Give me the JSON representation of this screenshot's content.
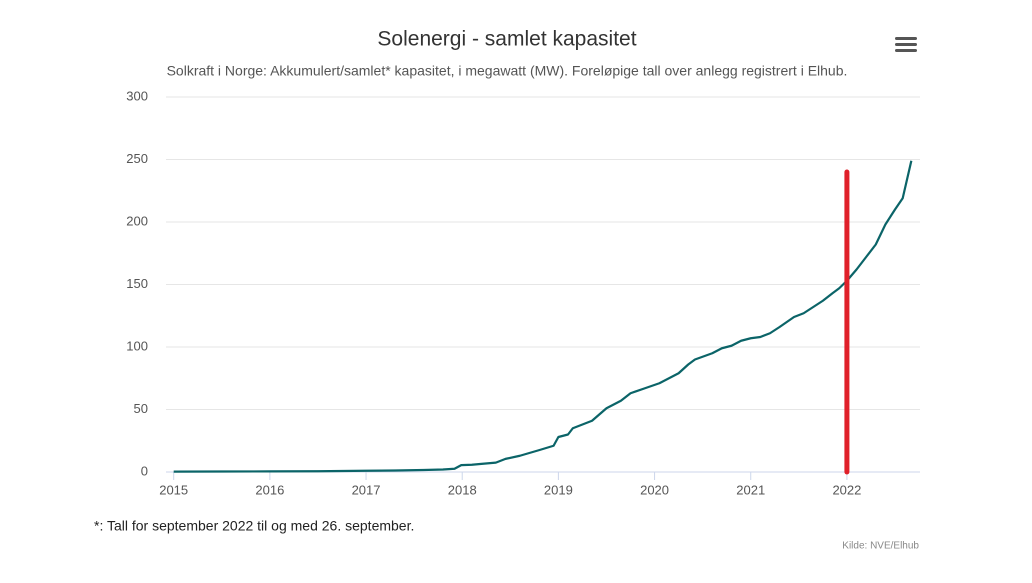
{
  "chart_data": {
    "type": "line",
    "title": "Solenergi - samlet kapasitet",
    "subtitle": "Solkraft i Norge: Akkumulert/samlet* kapasitet, i megawatt (MW). Foreløpige tall over anlegg registrert i Elhub.",
    "footnote": "*: Tall for september 2022 til og med 26. september.",
    "source": "Kilde: NVE/Elhub",
    "series": [
      {
        "color": "#0b6468",
        "x": [
          2015.0,
          2015.5,
          2016.0,
          2016.5,
          2017.0,
          2017.3,
          2017.6,
          2017.8,
          2017.92,
          2017.99,
          2018.1,
          2018.2,
          2018.35,
          2018.45,
          2018.6,
          2018.8,
          2018.95,
          2019.0,
          2019.1,
          2019.15,
          2019.35,
          2019.5,
          2019.65,
          2019.75,
          2019.9,
          2020.05,
          2020.25,
          2020.35,
          2020.42,
          2020.6,
          2020.7,
          2020.8,
          2020.9,
          2021.0,
          2021.1,
          2021.2,
          2021.3,
          2021.45,
          2021.55,
          2021.75,
          2021.85,
          2021.92,
          2022.0,
          2022.1,
          2022.2,
          2022.3,
          2022.4,
          2022.5,
          2022.58,
          2022.67
        ],
        "values": [
          0.3,
          0.4,
          0.5,
          0.6,
          1,
          1.2,
          1.6,
          2,
          2.6,
          5.5,
          5.8,
          6.5,
          7.5,
          10.5,
          13,
          17.5,
          21,
          28,
          30,
          35,
          41,
          51,
          57,
          63,
          67,
          71,
          79,
          86,
          90,
          95,
          99,
          101,
          105,
          107,
          108,
          111,
          116,
          124,
          127,
          137,
          143,
          147,
          153,
          162,
          172,
          182,
          198,
          210,
          219,
          249
        ]
      }
    ],
    "vertical_line": {
      "x": 2022,
      "y": [
        0,
        240
      ],
      "color": "#e0202a"
    },
    "xlim": [
      2014.92,
      2022.76
    ],
    "xticks": [
      2015,
      2016,
      2017,
      2018,
      2019,
      2020,
      2021,
      2022
    ],
    "ylim": [
      0,
      300
    ],
    "yticks": [
      0,
      50,
      100,
      150,
      200,
      250,
      300
    ],
    "grid": true
  }
}
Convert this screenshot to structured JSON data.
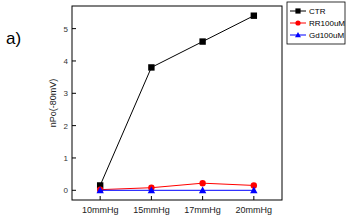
{
  "chart_data": {
    "type": "line",
    "annotation": "a)",
    "y_label": "nPo(-80mV)",
    "categories": [
      "10mmHg",
      "15mmHg",
      "17mmHg",
      "20mmHg"
    ],
    "series": [
      {
        "name": "CTR",
        "color": "#000000",
        "marker": "square",
        "values": [
          0.15,
          3.8,
          4.6,
          5.4
        ]
      },
      {
        "name": "RR100uM",
        "color": "#ff0000",
        "marker": "circle",
        "values": [
          0.02,
          0.08,
          0.22,
          0.15
        ]
      },
      {
        "name": "Gd100uM",
        "color": "#0000ff",
        "marker": "triangle",
        "values": [
          0,
          0,
          0,
          0
        ]
      }
    ],
    "ylim": [
      -0.3,
      5.7
    ],
    "yticks": [
      0,
      1,
      2,
      3,
      4,
      5
    ],
    "legend": "upper right",
    "grid": false
  }
}
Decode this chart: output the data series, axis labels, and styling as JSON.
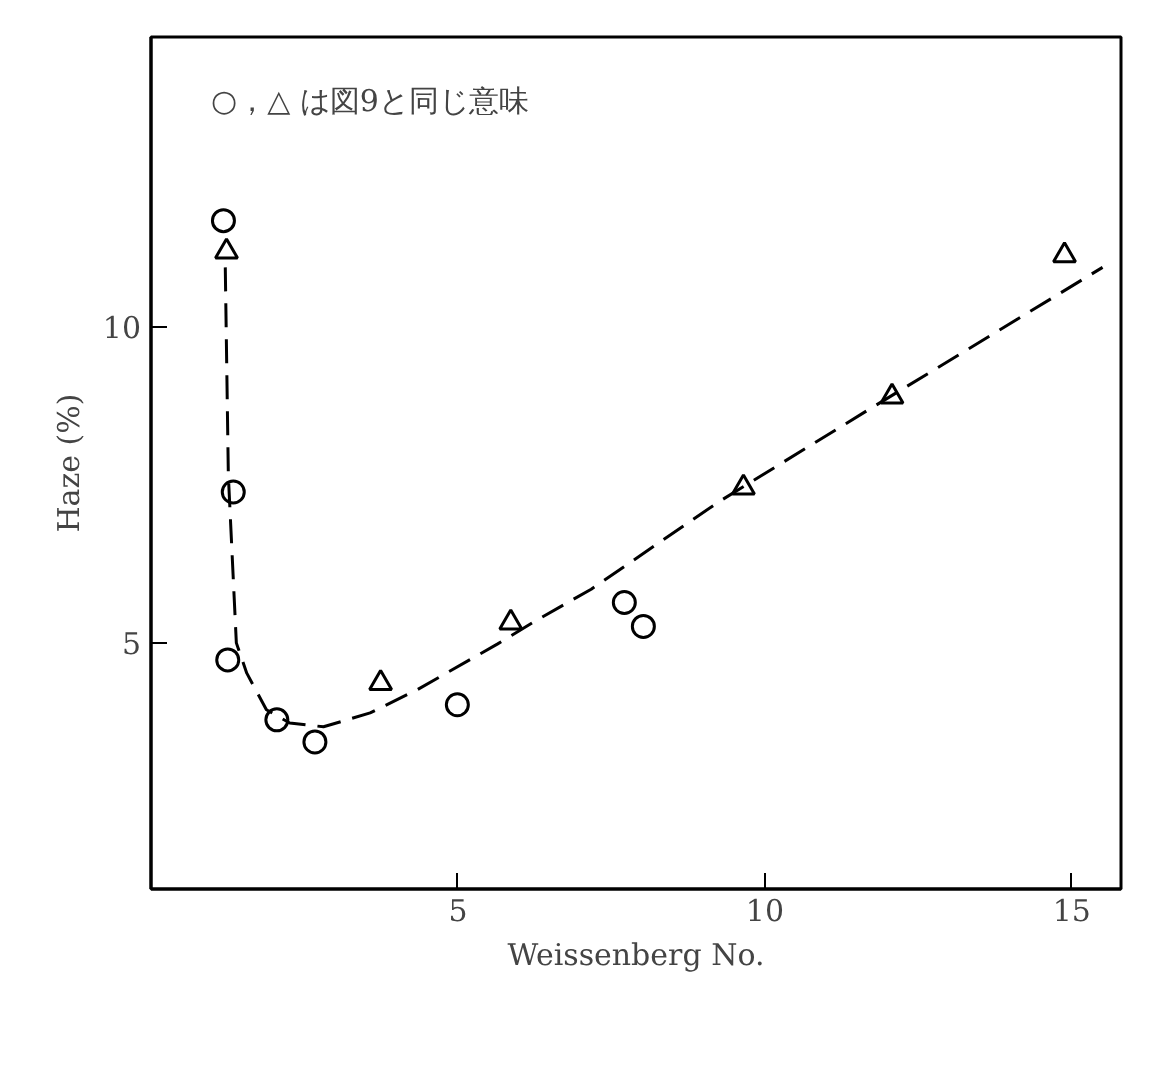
{
  "chart_data": {
    "type": "scatter",
    "xlabel": "Weissenberg No.",
    "ylabel": "Haze (%)",
    "xlim": [
      0,
      15.8
    ],
    "ylim": [
      1.1,
      14.6
    ],
    "xticks": [
      5,
      10,
      15
    ],
    "yticks": [
      5,
      10
    ],
    "grid": false,
    "annotations": [
      "○，△ は図9と同じ意味"
    ],
    "series": [
      {
        "marker": "circle",
        "color": "#000000",
        "x": [
          1.18,
          1.34,
          1.25,
          2.05,
          2.67,
          4.99,
          7.71,
          8.02
        ],
        "values": [
          11.69,
          7.39,
          4.73,
          3.78,
          3.43,
          4.02,
          5.64,
          5.26
        ]
      },
      {
        "marker": "triangle",
        "color": "#000000",
        "x": [
          1.23,
          3.74,
          5.86,
          9.65,
          12.07,
          14.88
        ],
        "values": [
          11.2,
          4.36,
          5.32,
          7.46,
          8.9,
          11.14
        ]
      },
      {
        "type": "line",
        "line_style": "dashed",
        "color": "#000000",
        "x": [
          1.21,
          1.26,
          1.39,
          1.56,
          1.88,
          2.26,
          2.81,
          3.57,
          4.34,
          5.64,
          6.3,
          7.17,
          9.24,
          11.63,
          15.5
        ],
        "values": [
          10.95,
          7.65,
          5.0,
          4.52,
          3.94,
          3.73,
          3.67,
          3.89,
          4.26,
          4.98,
          5.37,
          5.85,
          7.23,
          8.66,
          10.95
        ]
      }
    ]
  }
}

-*-

== Required task ==
From the line containing "Decode this chart: output" to the end of the data above, give those lines again verbatim, with both endpoints included and no images.

== Response for this exercise ==
Decode this chart: output the data series, axis labels, and styling as JSON.
{
  "chart_data": {
    "type": "scatter",
    "xlabel": "Weissenberg No.",
    "ylabel": "Haze (%)",
    "xlim": [
      0,
      15.8
    ],
    "ylim": [
      1.1,
      14.6
    ],
    "xticks": [
      5,
      10,
      15
    ],
    "yticks": [
      5,
      10
    ],
    "grid": false,
    "annotations": [
      "○，△ は図9と同じ意味"
    ],
    "series": [
      {
        "marker": "circle",
        "color": "#000000",
        "x": [
          1.18,
          1.34,
          1.25,
          2.05,
          2.67,
          4.99,
          7.71,
          8.02
        ],
        "values": [
          11.69,
          7.39,
          4.73,
          3.78,
          3.43,
          4.02,
          5.64,
          5.26
        ]
      },
      {
        "marker": "triangle",
        "color": "#000000",
        "x": [
          1.23,
          3.74,
          5.86,
          9.65,
          12.07,
          14.88
        ],
        "values": [
          11.2,
          4.36,
          5.32,
          7.46,
          8.9,
          11.14
        ]
      },
      {
        "type": "line",
        "line_style": "dashed",
        "color": "#000000",
        "x": [
          1.21,
          1.26,
          1.39,
          1.56,
          1.88,
          2.26,
          2.81,
          3.57,
          4.34,
          5.64,
          6.3,
          7.17,
          9.24,
          11.63,
          15.5
        ],
        "values": [
          10.95,
          7.65,
          5.0,
          4.52,
          3.94,
          3.73,
          3.67,
          3.89,
          4.26,
          4.98,
          5.37,
          5.85,
          7.23,
          8.66,
          10.95
        ]
      }
    ]
  }
}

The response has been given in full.